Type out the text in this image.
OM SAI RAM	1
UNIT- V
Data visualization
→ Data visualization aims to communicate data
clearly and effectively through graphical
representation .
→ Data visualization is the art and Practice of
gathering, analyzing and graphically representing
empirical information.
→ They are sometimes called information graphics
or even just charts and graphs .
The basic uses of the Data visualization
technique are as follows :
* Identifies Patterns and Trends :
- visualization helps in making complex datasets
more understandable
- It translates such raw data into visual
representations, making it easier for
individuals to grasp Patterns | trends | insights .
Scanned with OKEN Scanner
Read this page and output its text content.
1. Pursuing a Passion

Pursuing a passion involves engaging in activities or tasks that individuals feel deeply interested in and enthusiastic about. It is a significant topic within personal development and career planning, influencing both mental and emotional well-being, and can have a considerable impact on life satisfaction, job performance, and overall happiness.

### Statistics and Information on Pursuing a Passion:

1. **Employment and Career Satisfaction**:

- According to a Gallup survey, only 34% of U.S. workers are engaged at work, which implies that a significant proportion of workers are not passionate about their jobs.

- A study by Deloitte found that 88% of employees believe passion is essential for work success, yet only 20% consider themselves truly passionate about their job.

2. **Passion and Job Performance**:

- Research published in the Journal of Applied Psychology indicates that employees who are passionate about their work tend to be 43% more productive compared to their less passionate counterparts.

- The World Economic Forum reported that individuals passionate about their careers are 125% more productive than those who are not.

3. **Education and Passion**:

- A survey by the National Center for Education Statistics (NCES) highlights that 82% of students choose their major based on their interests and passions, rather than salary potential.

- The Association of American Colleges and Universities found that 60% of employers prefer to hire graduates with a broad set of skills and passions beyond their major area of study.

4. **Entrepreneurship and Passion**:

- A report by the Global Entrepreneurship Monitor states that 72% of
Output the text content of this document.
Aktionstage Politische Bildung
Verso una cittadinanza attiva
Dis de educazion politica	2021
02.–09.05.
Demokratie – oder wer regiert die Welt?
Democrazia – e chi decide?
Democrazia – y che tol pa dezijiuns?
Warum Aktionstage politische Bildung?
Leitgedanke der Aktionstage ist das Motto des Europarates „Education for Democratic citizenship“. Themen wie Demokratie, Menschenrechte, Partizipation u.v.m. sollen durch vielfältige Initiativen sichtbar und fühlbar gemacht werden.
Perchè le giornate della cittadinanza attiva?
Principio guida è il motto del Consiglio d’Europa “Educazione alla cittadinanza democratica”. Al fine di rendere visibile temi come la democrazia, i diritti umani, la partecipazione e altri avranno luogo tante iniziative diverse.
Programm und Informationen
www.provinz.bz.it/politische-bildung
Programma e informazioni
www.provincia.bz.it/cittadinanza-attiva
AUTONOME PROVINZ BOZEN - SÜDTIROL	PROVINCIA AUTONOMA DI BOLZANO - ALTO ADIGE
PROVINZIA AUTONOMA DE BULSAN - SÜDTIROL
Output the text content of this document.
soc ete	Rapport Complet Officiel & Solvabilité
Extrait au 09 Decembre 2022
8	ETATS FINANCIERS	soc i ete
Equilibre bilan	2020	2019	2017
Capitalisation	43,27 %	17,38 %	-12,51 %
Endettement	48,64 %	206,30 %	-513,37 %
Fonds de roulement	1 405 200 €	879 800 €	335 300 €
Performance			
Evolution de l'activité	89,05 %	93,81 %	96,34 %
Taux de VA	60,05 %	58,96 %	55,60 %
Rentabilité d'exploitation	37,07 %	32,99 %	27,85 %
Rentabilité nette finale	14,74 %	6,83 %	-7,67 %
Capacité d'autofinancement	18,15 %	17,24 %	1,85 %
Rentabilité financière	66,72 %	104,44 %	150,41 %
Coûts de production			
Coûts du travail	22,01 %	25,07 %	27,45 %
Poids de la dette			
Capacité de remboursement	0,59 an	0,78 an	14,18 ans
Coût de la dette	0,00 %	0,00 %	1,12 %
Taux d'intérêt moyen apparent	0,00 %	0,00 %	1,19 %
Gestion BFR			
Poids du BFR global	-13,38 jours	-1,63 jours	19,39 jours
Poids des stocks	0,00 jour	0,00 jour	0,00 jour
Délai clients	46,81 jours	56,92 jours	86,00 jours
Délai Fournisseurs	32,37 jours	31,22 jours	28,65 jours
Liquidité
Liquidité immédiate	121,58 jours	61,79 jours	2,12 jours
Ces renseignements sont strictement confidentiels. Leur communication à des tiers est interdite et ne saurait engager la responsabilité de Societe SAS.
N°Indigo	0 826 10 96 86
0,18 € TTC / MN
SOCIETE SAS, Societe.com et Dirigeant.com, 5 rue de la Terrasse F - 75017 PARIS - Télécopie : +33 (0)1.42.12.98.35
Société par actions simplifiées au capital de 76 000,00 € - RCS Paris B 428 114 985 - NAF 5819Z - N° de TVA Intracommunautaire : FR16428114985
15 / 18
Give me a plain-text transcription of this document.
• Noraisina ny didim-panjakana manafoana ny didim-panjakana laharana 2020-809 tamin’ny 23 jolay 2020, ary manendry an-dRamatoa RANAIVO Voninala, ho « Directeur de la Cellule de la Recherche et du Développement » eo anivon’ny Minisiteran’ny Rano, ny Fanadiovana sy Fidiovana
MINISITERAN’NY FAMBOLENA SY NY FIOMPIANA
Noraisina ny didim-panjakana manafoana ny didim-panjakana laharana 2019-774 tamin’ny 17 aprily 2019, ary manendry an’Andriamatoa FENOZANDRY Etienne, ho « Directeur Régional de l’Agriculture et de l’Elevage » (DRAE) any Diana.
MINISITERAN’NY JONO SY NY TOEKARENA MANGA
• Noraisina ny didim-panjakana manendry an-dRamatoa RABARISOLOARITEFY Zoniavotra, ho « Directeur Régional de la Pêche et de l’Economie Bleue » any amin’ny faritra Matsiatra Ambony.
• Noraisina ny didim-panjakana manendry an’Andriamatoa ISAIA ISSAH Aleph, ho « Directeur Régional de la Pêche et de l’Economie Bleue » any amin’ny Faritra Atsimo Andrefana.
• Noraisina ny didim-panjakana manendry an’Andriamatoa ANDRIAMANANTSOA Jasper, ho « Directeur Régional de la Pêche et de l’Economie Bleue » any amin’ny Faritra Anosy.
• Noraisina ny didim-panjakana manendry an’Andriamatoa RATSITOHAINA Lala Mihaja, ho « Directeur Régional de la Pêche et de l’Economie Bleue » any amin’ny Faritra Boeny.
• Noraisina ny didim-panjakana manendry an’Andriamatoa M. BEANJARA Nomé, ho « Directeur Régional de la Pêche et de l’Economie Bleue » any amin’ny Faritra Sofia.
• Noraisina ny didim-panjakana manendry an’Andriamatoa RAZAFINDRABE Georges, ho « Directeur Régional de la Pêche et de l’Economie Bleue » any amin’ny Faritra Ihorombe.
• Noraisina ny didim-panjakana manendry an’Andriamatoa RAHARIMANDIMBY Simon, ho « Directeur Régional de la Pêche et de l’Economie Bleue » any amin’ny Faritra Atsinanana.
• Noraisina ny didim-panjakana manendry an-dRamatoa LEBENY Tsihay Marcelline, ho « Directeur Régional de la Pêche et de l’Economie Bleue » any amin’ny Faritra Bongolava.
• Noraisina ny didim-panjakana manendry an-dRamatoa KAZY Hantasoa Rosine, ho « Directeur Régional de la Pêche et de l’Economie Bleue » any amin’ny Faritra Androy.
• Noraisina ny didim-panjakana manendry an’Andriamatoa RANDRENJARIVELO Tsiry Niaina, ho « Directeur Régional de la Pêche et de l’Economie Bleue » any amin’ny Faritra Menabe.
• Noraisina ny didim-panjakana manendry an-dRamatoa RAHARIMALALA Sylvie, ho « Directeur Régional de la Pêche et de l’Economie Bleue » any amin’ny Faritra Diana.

● **Exercise brief**: Reproduce the material above exactly; please quote every line of it.

● **Response to this exercise**:
Type out the text in this image.
OM SAI RAM	1
UNIT- V
Data visualization
→ Data visualization aims to communicate data
clearly and effectively through graphical
representation .
→ Data visualization is the art and Practice of
gathering, analyzing and graphically representing
empirical information.
→ They are sometimes called information graphics
or even just charts and graphs .
The basic uses of the Data visualization
technique are as follows :
* Identifies Patterns and Trends :
- visualization helps in making complex datasets
more understandable
- It translates such raw data into visual
representations, making it easier for
individuals to grasp Patterns | trends | insights .
Scanned with OKEN Scanner
Read this page and output its text content.
1. Pursuing a Passion

Pursuing a passion involves engaging in activities or tasks that individuals feel deeply interested in and enthusiastic about. It is a significant topic within personal development and career planning, influencing both mental and emotional well-being, and can have a considerable impact on life satisfaction, job performance, and overall happiness.

### Statistics and Information on Pursuing a Passion:

1. **Employment and Career Satisfaction**:

- According to a Gallup survey, only 34% of U.S. workers are engaged at work, which implies that a significant proportion of workers are not passionate about their jobs.

- A study by Deloitte found that 88% of employees believe passion is essential for work success, yet only 20% consider themselves truly passionate about their job.

2. **Passion and Job Performance**:

- Research published in the Journal of Applied Psychology indicates that employees who are passionate about their work tend to be 43% more productive compared to their less passionate counterparts.

- The World Economic Forum reported that individuals passionate about their careers are 125% more productive than those who are not.

3. **Education and Passion**:

- A survey by the National Center for Education Statistics (NCES) highlights that 82% of students choose their major based on their interests and passions, rather than salary potential.

- The Association of American Colleges and Universities found that 60% of employers prefer to hire graduates with a broad set of skills and passions beyond their major area of study.

4. **Entrepreneurship and Passion**:

- A report by the Global Entrepreneurship Monitor states that 72% of
Output the text content of this document.
Aktionstage Politische Bildung
Verso una cittadinanza attiva
Dis de educazion politica	2021
02.–09.05.
Demokratie – oder wer regiert die Welt?
Democrazia – e chi decide?
Democrazia – y che tol pa dezijiuns?
Warum Aktionstage politische Bildung?
Leitgedanke der Aktionstage ist das Motto des Europarates „Education for Democratic citizenship“. Themen wie Demokratie, Menschenrechte, Partizipation u.v.m. sollen durch vielfältige Initiativen sichtbar und fühlbar gemacht werden.
Perchè le giornate della cittadinanza attiva?
Principio guida è il motto del Consiglio d’Europa “Educazione alla cittadinanza democratica”. Al fine di rendere visibile temi come la democrazia, i diritti umani, la partecipazione e altri avranno luogo tante iniziative diverse.
Programm und Informationen
www.provinz.bz.it/politische-bildung
Programma e informazioni
www.provincia.bz.it/cittadinanza-attiva
AUTONOME PROVINZ BOZEN - SÜDTIROL	PROVINCIA AUTONOMA DI BOLZANO - ALTO ADIGE
PROVINZIA AUTONOMA DE BULSAN - SÜDTIROL
Output the text content of this document.
soc ete	Rapport Complet Officiel & Solvabilité
Extrait au 09 Decembre 2022
8	ETATS FINANCIERS	soc i ete
Equilibre bilan	2020	2019	2017
Capitalisation	43,27 %	17,38 %	-12,51 %
Endettement	48,64 %	206,30 %	-513,37 %
Fonds de roulement	1 405 200 €	879 800 €	335 300 €
Performance			
Evolution de l'activité	89,05 %	93,81 %	96,34 %
Taux de VA	60,05 %	58,96 %	55,60 %
Rentabilité d'exploitation	37,07 %	32,99 %	27,85 %
Rentabilité nette finale	14,74 %	6,83 %	-7,67 %
Capacité d'autofinancement	18,15 %	17,24 %	1,85 %
Rentabilité financière	66,72 %	104,44 %	150,41 %
Coûts de production			
Coûts du travail	22,01 %	25,07 %	27,45 %
Poids de la dette			
Capacité de remboursement	0,59 an	0,78 an	14,18 ans
Coût de la dette	0,00 %	0,00 %	1,12 %
Taux d'intérêt moyen apparent	0,00 %	0,00 %	1,19 %
Gestion BFR			
Poids du BFR global	-13,38 jours	-1,63 jours	19,39 jours
Poids des stocks	0,00 jour	0,00 jour	0,00 jour
Délai clients	46,81 jours	56,92 jours	86,00 jours
Délai Fournisseurs	32,37 jours	31,22 jours	28,65 jours
Liquidité
Liquidité immédiate	121,58 jours	61,79 jours	2,12 jours
Ces renseignements sont strictement confidentiels. Leur communication à des tiers est interdite et ne saurait engager la responsabilité de Societe SAS.
N°Indigo	0 826 10 96 86
0,18 € TTC / MN
SOCIETE SAS, Societe.com et Dirigeant.com, 5 rue de la Terrasse F - 75017 PARIS - Télécopie : +33 (0)1.42.12.98.35
Société par actions simplifiées au capital de 76 000,00 € - RCS Paris B 428 114 985 - NAF 5819Z - N° de TVA Intracommunautaire : FR16428114985
15 / 18
Give me a plain-text transcription of this document.
• Noraisina ny didim-panjakana manafoana ny didim-panjakana laharana 2020-809 tamin’ny 23 jolay 2020, ary manendry an-dRamatoa RANAIVO Voninala, ho « Directeur de la Cellule de la Recherche et du Développement » eo anivon’ny Minisiteran’ny Rano, ny Fanadiovana sy Fidiovana
MINISITERAN’NY FAMBOLENA SY NY FIOMPIANA
Noraisina ny didim-panjakana manafoana ny didim-panjakana laharana 2019-774 tamin’ny 17 aprily 2019, ary manendry an’Andriamatoa FENOZANDRY Etienne, ho « Directeur Régional de l’Agriculture et de l’Elevage » (DRAE) any Diana.
MINISITERAN’NY JONO SY NY TOEKARENA MANGA
• Noraisina ny didim-panjakana manendry an-dRamatoa RABARISOLOARITEFY Zoniavotra, ho « Directeur Régional de la Pêche et de l’Economie Bleue » any amin’ny faritra Matsiatra Ambony.
• Noraisina ny didim-panjakana manendry an’Andriamatoa ISAIA ISSAH Aleph, ho « Directeur Régional de la Pêche et de l’Economie Bleue » any amin’ny Faritra Atsimo Andrefana.
• Noraisina ny didim-panjakana manendry an’Andriamatoa ANDRIAMANANTSOA Jasper, ho « Directeur Régional de la Pêche et de l’Economie Bleue » any amin’ny Faritra Anosy.
• Noraisina ny didim-panjakana manendry an’Andriamatoa RATSITOHAINA Lala Mihaja, ho « Directeur Régional de la Pêche et de l’Economie Bleue » any amin’ny Faritra Boeny.
• Noraisina ny didim-panjakana manendry an’Andriamatoa M. BEANJARA Nomé, ho « Directeur Régional de la Pêche et de l’Economie Bleue » any amin’ny Faritra Sofia.
• Noraisina ny didim-panjakana manendry an’Andriamatoa RAZAFINDRABE Georges, ho « Directeur Régional de la Pêche et de l’Economie Bleue » any amin’ny Faritra Ihorombe.
• Noraisina ny didim-panjakana manendry an’Andriamatoa RAHARIMANDIMBY Simon, ho « Directeur Régional de la Pêche et de l’Economie Bleue » any amin’ny Faritra Atsinanana.
• Noraisina ny didim-panjakana manendry an-dRamatoa LEBENY Tsihay Marcelline, ho « Directeur Régional de la Pêche et de l’Economie Bleue » any amin’ny Faritra Bongolava.
• Noraisina ny didim-panjakana manendry an-dRamatoa KAZY Hantasoa Rosine, ho « Directeur Régional de la Pêche et de l’Economie Bleue » any amin’ny Faritra Androy.
• Noraisina ny didim-panjakana manendry an’Andriamatoa RANDRENJARIVELO Tsiry Niaina, ho « Directeur Régional de la Pêche et de l’Economie Bleue » any amin’ny Faritra Menabe.
• Noraisina ny didim-panjakana manendry an-dRamatoa RAHARIMALALA Sylvie, ho « Directeur Régional de la Pêche et de l’Economie Bleue » any amin’ny Faritra Diana.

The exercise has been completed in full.